▸ **Task requirements**
Lines that contain the string "server" are to be copied; leave out all others.

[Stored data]
****************************************

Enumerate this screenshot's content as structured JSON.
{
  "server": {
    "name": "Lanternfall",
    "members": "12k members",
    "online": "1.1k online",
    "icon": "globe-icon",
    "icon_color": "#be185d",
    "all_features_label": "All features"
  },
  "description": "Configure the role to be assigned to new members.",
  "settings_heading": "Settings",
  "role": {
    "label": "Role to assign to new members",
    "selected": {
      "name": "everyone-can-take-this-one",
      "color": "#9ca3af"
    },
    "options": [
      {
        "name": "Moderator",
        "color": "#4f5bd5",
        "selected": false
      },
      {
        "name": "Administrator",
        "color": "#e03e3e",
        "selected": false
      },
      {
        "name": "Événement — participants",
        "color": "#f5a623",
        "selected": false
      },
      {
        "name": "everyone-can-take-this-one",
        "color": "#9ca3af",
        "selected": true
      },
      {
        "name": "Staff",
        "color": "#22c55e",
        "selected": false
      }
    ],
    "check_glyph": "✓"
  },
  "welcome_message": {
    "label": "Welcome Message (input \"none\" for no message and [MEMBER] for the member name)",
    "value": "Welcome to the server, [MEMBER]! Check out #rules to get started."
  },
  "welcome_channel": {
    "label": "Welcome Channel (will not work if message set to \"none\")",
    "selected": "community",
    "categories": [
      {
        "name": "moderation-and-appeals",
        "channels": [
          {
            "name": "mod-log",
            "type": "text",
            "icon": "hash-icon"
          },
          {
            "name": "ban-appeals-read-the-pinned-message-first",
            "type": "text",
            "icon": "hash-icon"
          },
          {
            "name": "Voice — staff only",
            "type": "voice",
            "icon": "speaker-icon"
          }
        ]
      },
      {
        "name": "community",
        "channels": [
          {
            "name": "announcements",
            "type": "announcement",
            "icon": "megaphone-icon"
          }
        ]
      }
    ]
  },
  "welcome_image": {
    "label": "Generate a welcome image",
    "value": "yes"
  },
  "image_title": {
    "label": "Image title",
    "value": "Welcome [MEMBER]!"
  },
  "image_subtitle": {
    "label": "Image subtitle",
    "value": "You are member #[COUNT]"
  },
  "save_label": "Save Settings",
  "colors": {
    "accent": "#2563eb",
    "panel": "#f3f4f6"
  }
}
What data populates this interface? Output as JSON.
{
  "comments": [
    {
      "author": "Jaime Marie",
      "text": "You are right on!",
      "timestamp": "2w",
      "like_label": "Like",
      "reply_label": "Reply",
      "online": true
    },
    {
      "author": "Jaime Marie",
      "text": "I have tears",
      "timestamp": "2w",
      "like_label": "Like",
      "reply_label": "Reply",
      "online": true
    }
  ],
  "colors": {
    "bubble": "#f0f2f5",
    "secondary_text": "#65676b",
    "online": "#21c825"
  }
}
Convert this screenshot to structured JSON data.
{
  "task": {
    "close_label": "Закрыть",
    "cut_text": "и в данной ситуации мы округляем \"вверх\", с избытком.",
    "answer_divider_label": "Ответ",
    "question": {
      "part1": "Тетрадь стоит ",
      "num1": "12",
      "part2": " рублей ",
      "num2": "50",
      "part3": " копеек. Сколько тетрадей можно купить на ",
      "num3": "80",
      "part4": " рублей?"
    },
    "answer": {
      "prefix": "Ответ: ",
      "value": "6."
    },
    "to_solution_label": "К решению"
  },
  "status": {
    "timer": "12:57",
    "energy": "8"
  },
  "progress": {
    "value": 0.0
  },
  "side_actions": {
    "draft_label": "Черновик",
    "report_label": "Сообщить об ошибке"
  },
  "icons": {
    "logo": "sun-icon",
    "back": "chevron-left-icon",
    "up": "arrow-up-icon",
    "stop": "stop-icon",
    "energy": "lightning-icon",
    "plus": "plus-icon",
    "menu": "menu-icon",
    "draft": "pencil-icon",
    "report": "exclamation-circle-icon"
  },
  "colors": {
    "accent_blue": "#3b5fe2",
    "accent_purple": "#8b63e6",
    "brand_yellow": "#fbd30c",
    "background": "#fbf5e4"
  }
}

****************************************

▸ **Worked solution**
  "server": {
    "value": "Welcome to the server, [MEMBER]! Check out #rules to get started."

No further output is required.